## Stated problem
All lines in which the word "Latência" occurs are to be extracted.
★ ★ ★ ★ ★ ★ ★
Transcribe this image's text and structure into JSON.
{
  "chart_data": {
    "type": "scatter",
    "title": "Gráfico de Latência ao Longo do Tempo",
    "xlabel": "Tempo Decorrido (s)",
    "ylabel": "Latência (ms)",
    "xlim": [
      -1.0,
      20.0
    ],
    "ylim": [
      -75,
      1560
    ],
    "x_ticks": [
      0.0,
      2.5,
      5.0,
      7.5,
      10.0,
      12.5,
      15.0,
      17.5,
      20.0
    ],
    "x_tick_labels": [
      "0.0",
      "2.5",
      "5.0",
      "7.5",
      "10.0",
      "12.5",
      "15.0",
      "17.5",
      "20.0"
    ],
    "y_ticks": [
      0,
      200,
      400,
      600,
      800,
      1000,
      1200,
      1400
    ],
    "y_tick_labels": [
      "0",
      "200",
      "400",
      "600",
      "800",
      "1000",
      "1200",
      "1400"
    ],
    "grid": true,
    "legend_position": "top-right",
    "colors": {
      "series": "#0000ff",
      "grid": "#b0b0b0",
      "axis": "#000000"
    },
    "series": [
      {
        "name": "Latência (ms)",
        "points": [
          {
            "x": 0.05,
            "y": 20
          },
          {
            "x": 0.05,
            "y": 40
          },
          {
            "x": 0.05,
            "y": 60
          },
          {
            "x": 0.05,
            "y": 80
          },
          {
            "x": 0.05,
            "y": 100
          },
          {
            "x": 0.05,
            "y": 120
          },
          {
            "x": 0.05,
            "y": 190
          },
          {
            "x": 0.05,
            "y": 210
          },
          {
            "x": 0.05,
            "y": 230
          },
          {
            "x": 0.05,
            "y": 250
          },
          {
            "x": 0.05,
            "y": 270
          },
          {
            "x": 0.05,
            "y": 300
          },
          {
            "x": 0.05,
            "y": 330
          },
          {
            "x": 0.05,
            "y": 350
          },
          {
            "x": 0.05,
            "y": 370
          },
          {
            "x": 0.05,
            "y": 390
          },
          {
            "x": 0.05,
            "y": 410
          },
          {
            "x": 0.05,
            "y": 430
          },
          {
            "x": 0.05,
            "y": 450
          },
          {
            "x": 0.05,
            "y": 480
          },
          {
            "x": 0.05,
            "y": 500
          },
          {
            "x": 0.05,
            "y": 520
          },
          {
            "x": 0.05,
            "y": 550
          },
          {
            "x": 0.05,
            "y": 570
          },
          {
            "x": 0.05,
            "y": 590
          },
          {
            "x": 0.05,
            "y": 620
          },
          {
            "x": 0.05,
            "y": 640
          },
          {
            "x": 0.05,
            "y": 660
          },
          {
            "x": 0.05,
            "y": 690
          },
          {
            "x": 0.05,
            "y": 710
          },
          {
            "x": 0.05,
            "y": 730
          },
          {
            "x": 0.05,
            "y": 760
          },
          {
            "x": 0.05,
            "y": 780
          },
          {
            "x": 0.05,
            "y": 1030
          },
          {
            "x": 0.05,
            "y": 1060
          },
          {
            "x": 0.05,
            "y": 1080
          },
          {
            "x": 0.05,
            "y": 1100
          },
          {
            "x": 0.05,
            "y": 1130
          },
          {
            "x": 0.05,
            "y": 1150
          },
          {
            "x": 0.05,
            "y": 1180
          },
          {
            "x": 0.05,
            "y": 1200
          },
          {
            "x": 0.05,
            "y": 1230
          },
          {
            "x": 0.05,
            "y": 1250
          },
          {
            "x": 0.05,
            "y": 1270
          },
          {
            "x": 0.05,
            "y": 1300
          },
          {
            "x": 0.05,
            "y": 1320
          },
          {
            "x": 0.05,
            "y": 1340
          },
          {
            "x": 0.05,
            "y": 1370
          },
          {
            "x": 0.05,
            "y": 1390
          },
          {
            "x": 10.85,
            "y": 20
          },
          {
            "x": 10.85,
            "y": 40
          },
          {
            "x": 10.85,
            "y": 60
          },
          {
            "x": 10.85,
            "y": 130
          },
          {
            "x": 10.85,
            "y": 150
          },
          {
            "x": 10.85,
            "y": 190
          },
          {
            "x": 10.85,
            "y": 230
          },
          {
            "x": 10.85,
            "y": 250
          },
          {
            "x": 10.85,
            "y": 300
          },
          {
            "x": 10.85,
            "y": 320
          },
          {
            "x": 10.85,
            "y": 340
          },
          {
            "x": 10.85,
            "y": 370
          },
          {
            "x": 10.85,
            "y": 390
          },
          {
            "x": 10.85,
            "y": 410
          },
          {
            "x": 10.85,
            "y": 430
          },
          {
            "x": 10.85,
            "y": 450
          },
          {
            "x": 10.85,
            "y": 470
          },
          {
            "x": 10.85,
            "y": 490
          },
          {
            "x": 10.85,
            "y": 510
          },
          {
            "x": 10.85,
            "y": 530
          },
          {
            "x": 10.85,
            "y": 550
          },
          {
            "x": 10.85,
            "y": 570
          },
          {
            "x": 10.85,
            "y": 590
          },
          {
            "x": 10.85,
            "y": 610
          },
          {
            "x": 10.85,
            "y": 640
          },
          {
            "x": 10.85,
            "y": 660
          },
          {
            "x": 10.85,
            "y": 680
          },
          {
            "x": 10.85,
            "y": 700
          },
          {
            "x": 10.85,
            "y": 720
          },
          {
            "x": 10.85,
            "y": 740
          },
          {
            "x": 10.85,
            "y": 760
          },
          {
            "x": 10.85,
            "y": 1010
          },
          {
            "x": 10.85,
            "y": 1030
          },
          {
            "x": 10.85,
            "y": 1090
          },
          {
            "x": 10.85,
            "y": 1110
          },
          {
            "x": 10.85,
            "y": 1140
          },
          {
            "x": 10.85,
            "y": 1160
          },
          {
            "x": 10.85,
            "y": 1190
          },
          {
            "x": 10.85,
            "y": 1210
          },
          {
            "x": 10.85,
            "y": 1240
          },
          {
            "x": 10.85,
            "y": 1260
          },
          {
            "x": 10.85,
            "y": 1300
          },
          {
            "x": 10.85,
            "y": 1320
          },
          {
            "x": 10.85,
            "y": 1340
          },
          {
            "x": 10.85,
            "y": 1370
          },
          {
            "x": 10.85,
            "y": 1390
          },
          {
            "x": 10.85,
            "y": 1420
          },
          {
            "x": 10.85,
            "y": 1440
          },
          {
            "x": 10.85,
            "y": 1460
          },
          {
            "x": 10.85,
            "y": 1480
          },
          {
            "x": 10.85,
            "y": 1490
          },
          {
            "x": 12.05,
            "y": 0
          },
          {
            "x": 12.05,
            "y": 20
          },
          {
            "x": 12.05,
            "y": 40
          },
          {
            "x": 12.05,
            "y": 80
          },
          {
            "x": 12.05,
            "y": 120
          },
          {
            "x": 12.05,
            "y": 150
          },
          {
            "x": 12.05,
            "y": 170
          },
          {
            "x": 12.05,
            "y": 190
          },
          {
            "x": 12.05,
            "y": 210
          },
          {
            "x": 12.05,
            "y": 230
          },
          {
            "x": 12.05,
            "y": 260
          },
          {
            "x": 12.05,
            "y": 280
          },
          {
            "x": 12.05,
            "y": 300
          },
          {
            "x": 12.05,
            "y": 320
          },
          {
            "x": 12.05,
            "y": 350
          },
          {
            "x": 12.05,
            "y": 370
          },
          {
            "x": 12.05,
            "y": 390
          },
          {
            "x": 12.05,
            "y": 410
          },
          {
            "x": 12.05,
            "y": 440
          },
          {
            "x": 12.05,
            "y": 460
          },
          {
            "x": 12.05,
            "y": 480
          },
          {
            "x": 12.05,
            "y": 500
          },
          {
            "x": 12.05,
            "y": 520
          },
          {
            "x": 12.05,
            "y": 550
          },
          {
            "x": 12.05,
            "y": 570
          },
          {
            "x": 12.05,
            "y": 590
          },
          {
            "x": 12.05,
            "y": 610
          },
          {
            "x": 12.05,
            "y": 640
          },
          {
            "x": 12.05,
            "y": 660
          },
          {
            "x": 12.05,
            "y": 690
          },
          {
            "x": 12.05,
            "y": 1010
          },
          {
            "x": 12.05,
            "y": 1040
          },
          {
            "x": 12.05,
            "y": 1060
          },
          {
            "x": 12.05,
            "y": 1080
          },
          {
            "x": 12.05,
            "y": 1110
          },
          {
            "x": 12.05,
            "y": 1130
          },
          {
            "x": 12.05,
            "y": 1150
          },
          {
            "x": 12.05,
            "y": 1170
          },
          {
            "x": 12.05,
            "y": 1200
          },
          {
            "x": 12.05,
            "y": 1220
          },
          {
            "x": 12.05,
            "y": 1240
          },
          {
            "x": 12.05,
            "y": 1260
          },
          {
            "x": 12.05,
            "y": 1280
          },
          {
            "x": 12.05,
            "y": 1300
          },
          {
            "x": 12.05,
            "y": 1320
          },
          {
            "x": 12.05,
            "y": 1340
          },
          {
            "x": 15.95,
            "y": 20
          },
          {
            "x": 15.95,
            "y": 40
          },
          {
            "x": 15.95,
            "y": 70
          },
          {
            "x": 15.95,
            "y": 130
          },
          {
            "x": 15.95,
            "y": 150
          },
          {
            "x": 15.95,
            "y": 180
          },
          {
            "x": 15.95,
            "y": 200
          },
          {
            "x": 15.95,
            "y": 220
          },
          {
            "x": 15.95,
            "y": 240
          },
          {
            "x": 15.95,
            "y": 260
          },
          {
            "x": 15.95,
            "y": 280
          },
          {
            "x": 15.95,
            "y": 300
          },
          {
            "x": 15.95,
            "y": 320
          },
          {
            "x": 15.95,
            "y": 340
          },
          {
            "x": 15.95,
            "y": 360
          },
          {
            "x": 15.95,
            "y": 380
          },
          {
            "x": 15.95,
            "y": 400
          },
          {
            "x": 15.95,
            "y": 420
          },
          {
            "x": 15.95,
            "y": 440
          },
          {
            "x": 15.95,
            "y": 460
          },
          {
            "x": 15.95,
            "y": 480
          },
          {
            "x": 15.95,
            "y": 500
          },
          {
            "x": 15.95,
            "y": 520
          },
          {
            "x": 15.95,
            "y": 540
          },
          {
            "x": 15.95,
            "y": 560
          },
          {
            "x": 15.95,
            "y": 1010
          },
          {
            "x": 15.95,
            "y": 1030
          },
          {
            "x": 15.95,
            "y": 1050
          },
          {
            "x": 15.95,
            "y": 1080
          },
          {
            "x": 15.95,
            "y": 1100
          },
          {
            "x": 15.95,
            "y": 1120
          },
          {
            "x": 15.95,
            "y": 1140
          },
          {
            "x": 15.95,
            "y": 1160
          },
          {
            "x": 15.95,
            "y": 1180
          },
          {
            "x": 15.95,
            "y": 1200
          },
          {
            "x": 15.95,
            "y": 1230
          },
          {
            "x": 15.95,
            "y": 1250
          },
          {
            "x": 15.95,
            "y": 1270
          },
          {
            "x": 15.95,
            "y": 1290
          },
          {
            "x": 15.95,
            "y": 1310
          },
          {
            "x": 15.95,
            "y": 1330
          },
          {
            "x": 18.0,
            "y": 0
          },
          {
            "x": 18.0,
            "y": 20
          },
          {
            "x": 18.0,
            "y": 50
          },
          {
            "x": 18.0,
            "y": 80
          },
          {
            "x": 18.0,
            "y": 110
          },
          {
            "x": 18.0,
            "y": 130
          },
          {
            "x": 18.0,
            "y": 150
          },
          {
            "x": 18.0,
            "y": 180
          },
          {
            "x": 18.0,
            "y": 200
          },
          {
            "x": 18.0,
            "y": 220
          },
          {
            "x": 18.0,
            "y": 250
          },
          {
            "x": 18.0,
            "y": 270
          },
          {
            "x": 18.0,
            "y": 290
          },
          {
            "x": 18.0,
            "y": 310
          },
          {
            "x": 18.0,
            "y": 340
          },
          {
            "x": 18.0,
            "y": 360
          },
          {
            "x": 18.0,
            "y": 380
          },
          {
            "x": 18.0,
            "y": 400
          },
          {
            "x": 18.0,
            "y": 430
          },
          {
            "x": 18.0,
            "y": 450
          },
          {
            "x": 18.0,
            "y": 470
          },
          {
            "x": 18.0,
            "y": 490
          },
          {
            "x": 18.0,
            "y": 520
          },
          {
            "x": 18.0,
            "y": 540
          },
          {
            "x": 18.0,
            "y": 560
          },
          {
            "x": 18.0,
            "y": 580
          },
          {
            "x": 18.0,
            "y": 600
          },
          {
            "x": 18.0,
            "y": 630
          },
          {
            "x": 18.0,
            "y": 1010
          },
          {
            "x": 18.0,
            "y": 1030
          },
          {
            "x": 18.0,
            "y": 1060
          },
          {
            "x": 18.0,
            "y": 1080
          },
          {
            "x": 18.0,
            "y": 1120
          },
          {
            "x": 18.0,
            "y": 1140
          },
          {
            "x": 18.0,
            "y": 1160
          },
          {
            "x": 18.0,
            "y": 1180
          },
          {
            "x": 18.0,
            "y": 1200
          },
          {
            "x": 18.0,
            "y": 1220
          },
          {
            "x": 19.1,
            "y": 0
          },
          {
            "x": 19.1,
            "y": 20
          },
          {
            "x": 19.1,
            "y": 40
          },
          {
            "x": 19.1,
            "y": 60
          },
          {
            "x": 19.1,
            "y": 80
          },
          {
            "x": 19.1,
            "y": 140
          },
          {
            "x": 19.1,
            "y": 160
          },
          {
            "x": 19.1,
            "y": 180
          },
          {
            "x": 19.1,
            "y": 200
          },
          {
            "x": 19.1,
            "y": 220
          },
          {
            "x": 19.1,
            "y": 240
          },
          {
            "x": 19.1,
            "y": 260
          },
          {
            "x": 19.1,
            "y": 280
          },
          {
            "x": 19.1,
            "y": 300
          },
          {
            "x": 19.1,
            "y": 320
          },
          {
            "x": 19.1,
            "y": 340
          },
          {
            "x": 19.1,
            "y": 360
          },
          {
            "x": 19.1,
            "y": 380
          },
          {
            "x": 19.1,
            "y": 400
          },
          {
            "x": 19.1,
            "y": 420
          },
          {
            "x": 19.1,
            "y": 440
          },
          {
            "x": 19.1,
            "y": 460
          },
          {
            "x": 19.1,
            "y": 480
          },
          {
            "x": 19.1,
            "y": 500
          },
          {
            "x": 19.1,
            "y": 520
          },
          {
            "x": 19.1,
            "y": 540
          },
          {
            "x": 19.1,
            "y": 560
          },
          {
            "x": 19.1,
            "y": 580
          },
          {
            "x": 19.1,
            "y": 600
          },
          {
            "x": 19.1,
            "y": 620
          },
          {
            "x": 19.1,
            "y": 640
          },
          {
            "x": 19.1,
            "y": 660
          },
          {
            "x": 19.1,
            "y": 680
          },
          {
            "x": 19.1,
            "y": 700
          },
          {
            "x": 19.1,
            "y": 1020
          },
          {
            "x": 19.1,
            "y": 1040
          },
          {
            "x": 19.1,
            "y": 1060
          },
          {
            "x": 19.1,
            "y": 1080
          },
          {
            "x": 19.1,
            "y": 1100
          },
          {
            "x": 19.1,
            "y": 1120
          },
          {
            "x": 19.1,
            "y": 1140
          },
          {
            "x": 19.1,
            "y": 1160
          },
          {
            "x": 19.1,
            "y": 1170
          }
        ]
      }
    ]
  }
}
★ ★ ★ ★ ★ ★ ★
## Task response
    "title": "Gráfico de Latência ao Longo do Tempo",
    "ylabel": "Latência (ms)",
        "name": "Latência (ms)",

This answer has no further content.